Only the lines from the one with "Read all visible content and emit it as JSON." through the last line of the data below are to be duplicated, exactly and without pictures.

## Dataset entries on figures
+---+
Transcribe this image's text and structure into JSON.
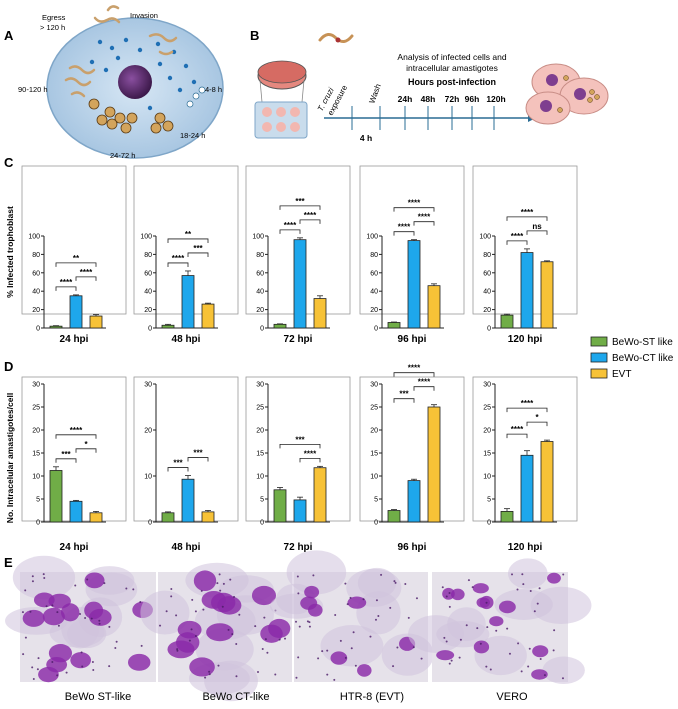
{
  "panel_labels": [
    "A",
    "B",
    "C",
    "D",
    "E"
  ],
  "colors": {
    "st_like": "#70ad47",
    "ct_like": "#1ea7ec",
    "evt": "#f7c237",
    "cell_body": "#b8d3ea",
    "nucleus": "#5b2e6b",
    "timeline": "#2a6c94",
    "cells_b": "#f4c2bc"
  },
  "panel_a": {
    "labels": [
      "Egress",
      "> 120 h",
      "Invasion",
      "4-8 h",
      "90-120 h",
      "18-24 h",
      "24-72 h"
    ]
  },
  "panel_b": {
    "heading_line1": "Analysis of infected cells and",
    "heading_line2": "intracellular amastigotes",
    "subheading": "Hours post-infection",
    "exposure_line1": "T. cruzi",
    "exposure_line2": "exposure",
    "wash": "Wash",
    "interval": "4 h",
    "timepoints": [
      "24h",
      "48h",
      "72h",
      "96h",
      "120h"
    ]
  },
  "legend": [
    "BeWo-ST like",
    "BeWo-CT like",
    "EVT"
  ],
  "chart_data": [
    {
      "panel": "C",
      "type": "bar",
      "ylabel": "% Infected trophoblast",
      "ylim": [
        0,
        100
      ],
      "yticks": [
        "0",
        "20",
        "40",
        "60",
        "80",
        "100"
      ],
      "categories": [
        "BeWo-ST like",
        "BeWo-CT like",
        "EVT"
      ],
      "charts": [
        {
          "title": "24 hpi",
          "values": [
            2,
            35,
            13
          ],
          "errors": [
            0.5,
            1,
            1.5
          ],
          "sig": [
            {
              "a": 0,
              "b": 1,
              "label": "****"
            },
            {
              "a": 1,
              "b": 2,
              "label": "****"
            },
            {
              "a": 0,
              "b": 2,
              "label": "**"
            }
          ]
        },
        {
          "title": "48 hpi",
          "values": [
            3,
            57,
            26
          ],
          "errors": [
            1,
            5,
            1
          ],
          "sig": [
            {
              "a": 0,
              "b": 1,
              "label": "****"
            },
            {
              "a": 1,
              "b": 2,
              "label": "***"
            },
            {
              "a": 0,
              "b": 2,
              "label": "**"
            }
          ]
        },
        {
          "title": "72 hpi",
          "values": [
            4,
            96,
            32
          ],
          "errors": [
            0.5,
            2,
            3
          ],
          "sig": [
            {
              "a": 0,
              "b": 1,
              "label": "****"
            },
            {
              "a": 1,
              "b": 2,
              "label": "****"
            },
            {
              "a": 0,
              "b": 2,
              "label": "***"
            }
          ]
        },
        {
          "title": "96 hpi",
          "values": [
            6,
            95,
            46
          ],
          "errors": [
            0.5,
            1,
            2
          ],
          "sig": [
            {
              "a": 0,
              "b": 1,
              "label": "****"
            },
            {
              "a": 1,
              "b": 2,
              "label": "****"
            },
            {
              "a": 0,
              "b": 2,
              "label": "****"
            }
          ]
        },
        {
          "title": "120 hpi",
          "values": [
            14,
            82,
            72
          ],
          "errors": [
            1,
            4,
            1
          ],
          "sig": [
            {
              "a": 0,
              "b": 1,
              "label": "****"
            },
            {
              "a": 1,
              "b": 2,
              "label": "ns"
            },
            {
              "a": 0,
              "b": 2,
              "label": "****"
            }
          ]
        }
      ]
    },
    {
      "panel": "D",
      "type": "bar",
      "ylabel": "No. Intracelular amastigotes/cell",
      "categories": [
        "BeWo-ST like",
        "BeWo-CT like",
        "EVT"
      ],
      "charts": [
        {
          "title": "24 hpi",
          "ylim": [
            0,
            30
          ],
          "yticks": [
            "0",
            "5",
            "10",
            "15",
            "20",
            "25",
            "30"
          ],
          "values": [
            11.2,
            4.5,
            2.0
          ],
          "errors": [
            0.8,
            0.2,
            0.3
          ],
          "sig": [
            {
              "a": 0,
              "b": 1,
              "label": "***"
            },
            {
              "a": 1,
              "b": 2,
              "label": "*"
            },
            {
              "a": 0,
              "b": 2,
              "label": "****"
            }
          ]
        },
        {
          "title": "48 hpi",
          "ylim": [
            0,
            30
          ],
          "yticks": [
            "0",
            "10",
            "20",
            "30"
          ],
          "values": [
            2.0,
            9.3,
            2.2
          ],
          "errors": [
            0.2,
            0.8,
            0.3
          ],
          "sig": [
            {
              "a": 0,
              "b": 1,
              "label": "***"
            },
            {
              "a": 1,
              "b": 2,
              "label": "***"
            }
          ]
        },
        {
          "title": "72 hpi",
          "ylim": [
            0,
            30
          ],
          "yticks": [
            "0",
            "5",
            "10",
            "15",
            "20",
            "25",
            "30"
          ],
          "values": [
            7.0,
            4.8,
            11.8
          ],
          "errors": [
            0.5,
            0.6,
            0.3
          ],
          "sig": [
            {
              "a": 1,
              "b": 2,
              "label": "****"
            },
            {
              "a": 0,
              "b": 2,
              "label": "***"
            }
          ]
        },
        {
          "title": "96 hpi",
          "ylim": [
            0,
            30
          ],
          "yticks": [
            "0",
            "5",
            "10",
            "15",
            "20",
            "25",
            "30"
          ],
          "values": [
            2.5,
            9.0,
            25.0
          ],
          "errors": [
            0.2,
            0.3,
            0.5
          ],
          "sig": [
            {
              "a": 0,
              "b": 1,
              "label": "***"
            },
            {
              "a": 1,
              "b": 2,
              "label": "****"
            },
            {
              "a": 0,
              "b": 2,
              "label": "****"
            }
          ]
        },
        {
          "title": "120 hpi",
          "ylim": [
            0,
            30
          ],
          "yticks": [
            "0",
            "5",
            "10",
            "15",
            "20",
            "25",
            "30"
          ],
          "values": [
            2.3,
            14.5,
            17.5
          ],
          "errors": [
            0.6,
            1.0,
            0.3
          ],
          "sig": [
            {
              "a": 0,
              "b": 1,
              "label": "****"
            },
            {
              "a": 1,
              "b": 2,
              "label": "*"
            },
            {
              "a": 0,
              "b": 2,
              "label": "****"
            }
          ]
        }
      ]
    }
  ],
  "panel_e": {
    "captions": [
      "BeWo ST-like",
      "BeWo CT-like",
      "HTR-8 (EVT)",
      "VERO"
    ]
  }
}
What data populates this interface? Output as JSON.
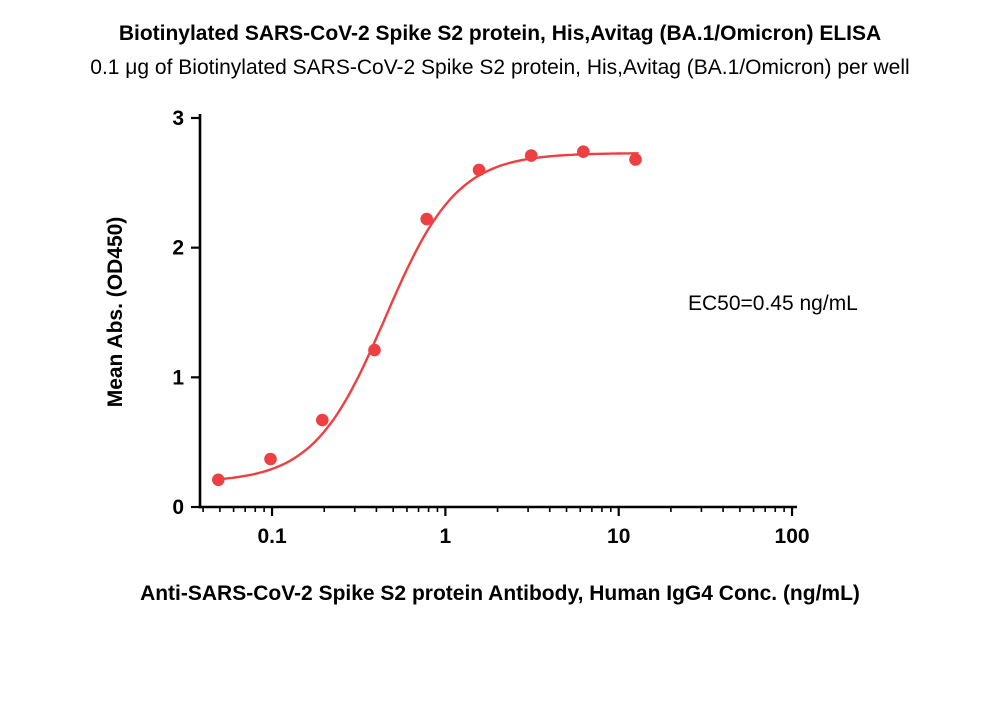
{
  "title": "Biotinylated SARS-CoV-2 Spike S2 protein, His,Avitag (BA.1/Omicron) ELISA",
  "subtitle": "0.1 μg of Biotinylated SARS-CoV-2 Spike S2 protein, His,Avitag (BA.1/Omicron) per well",
  "annotation": {
    "ec50_label": "EC50=0.45 ng/mL"
  },
  "chart_data": {
    "type": "scatter",
    "subtype": "dose-response ELISA curve with 4PL fit",
    "x_scale": "log",
    "grid": false,
    "legend": "none",
    "title": "Biotinylated SARS-CoV-2 Spike S2 protein, His,Avitag (BA.1/Omicron) ELISA",
    "xlabel": "Anti-SARS-CoV-2 Spike S2 protein Antibody, Human IgG4 Conc. (ng/mL)",
    "ylabel": "Mean Abs. (OD450)",
    "xlim": [
      0.0384,
      104
    ],
    "ylim": [
      0,
      3
    ],
    "x_ticks": [
      0.1,
      1,
      10,
      100
    ],
    "x_tick_labels": [
      "0.1",
      "1",
      "10",
      "100"
    ],
    "y_ticks": [
      0,
      1,
      2,
      3
    ],
    "points": {
      "x": [
        0.049,
        0.098,
        0.195,
        0.39,
        0.78,
        1.5625,
        3.125,
        6.25,
        12.5
      ],
      "y": [
        0.21,
        0.37,
        0.67,
        1.21,
        2.22,
        2.6,
        2.71,
        2.74,
        2.68
      ]
    },
    "fit_curve": {
      "model": "4PL",
      "bottom": 0.19,
      "top": 2.73,
      "ec50": 0.45,
      "hill": 2.1,
      "draw_range": [
        0.048,
        13
      ]
    },
    "ec50_text": "EC50=0.45 ng/mL",
    "color": "#ed4042",
    "axis_color": "#000000"
  }
}
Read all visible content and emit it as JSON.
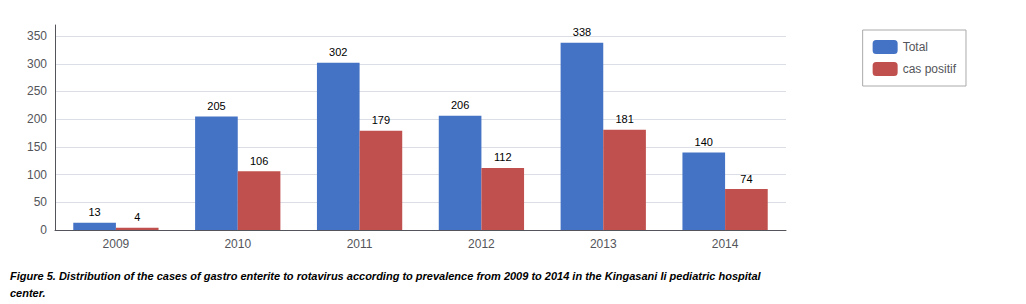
{
  "chart_data": {
    "type": "bar",
    "categories": [
      "2009",
      "2010",
      "2011",
      "2012",
      "2013",
      "2014"
    ],
    "series": [
      {
        "name": "Total",
        "color": "#4472C4",
        "values": [
          13,
          205,
          302,
          206,
          338,
          140
        ]
      },
      {
        "name": "cas positif",
        "color": "#C0504D",
        "values": [
          4,
          106,
          179,
          112,
          181,
          74
        ]
      }
    ],
    "ylim": [
      0,
      370
    ],
    "yticks": [
      0,
      50,
      100,
      150,
      200,
      250,
      300,
      350
    ],
    "grid": true,
    "legend": "right",
    "data_labels": true,
    "annotations": [
      "Figure 5. Distribution of the cases of gastro enterite to rotavirus according to prevalence from 2009 to 2014 in the Kingasani Ii pediatric hospital",
      "center."
    ]
  }
}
+---+
## OUTPUT OF THE TASK
Read all visible content and emit it as JSON.
{
  "chart_data": {
    "type": "bar",
    "categories": [
      "2009",
      "2010",
      "2011",
      "2012",
      "2013",
      "2014"
    ],
    "series": [
      {
        "name": "Total",
        "color": "#4472C4",
        "values": [
          13,
          205,
          302,
          206,
          338,
          140
        ]
      },
      {
        "name": "cas positif",
        "color": "#C0504D",
        "values": [
          4,
          106,
          179,
          112,
          181,
          74
        ]
      }
    ],
    "ylim": [
      0,
      370
    ],
    "yticks": [
      0,
      50,
      100,
      150,
      200,
      250,
      300,
      350
    ],
    "grid": true,
    "legend": "right",
    "data_labels": true,
    "annotations": [
      "Figure 5. Distribution of the cases of gastro enterite to rotavirus according to prevalence from 2009 to 2014 in the Kingasani Ii pediatric hospital",
      "center."
    ]
  }
}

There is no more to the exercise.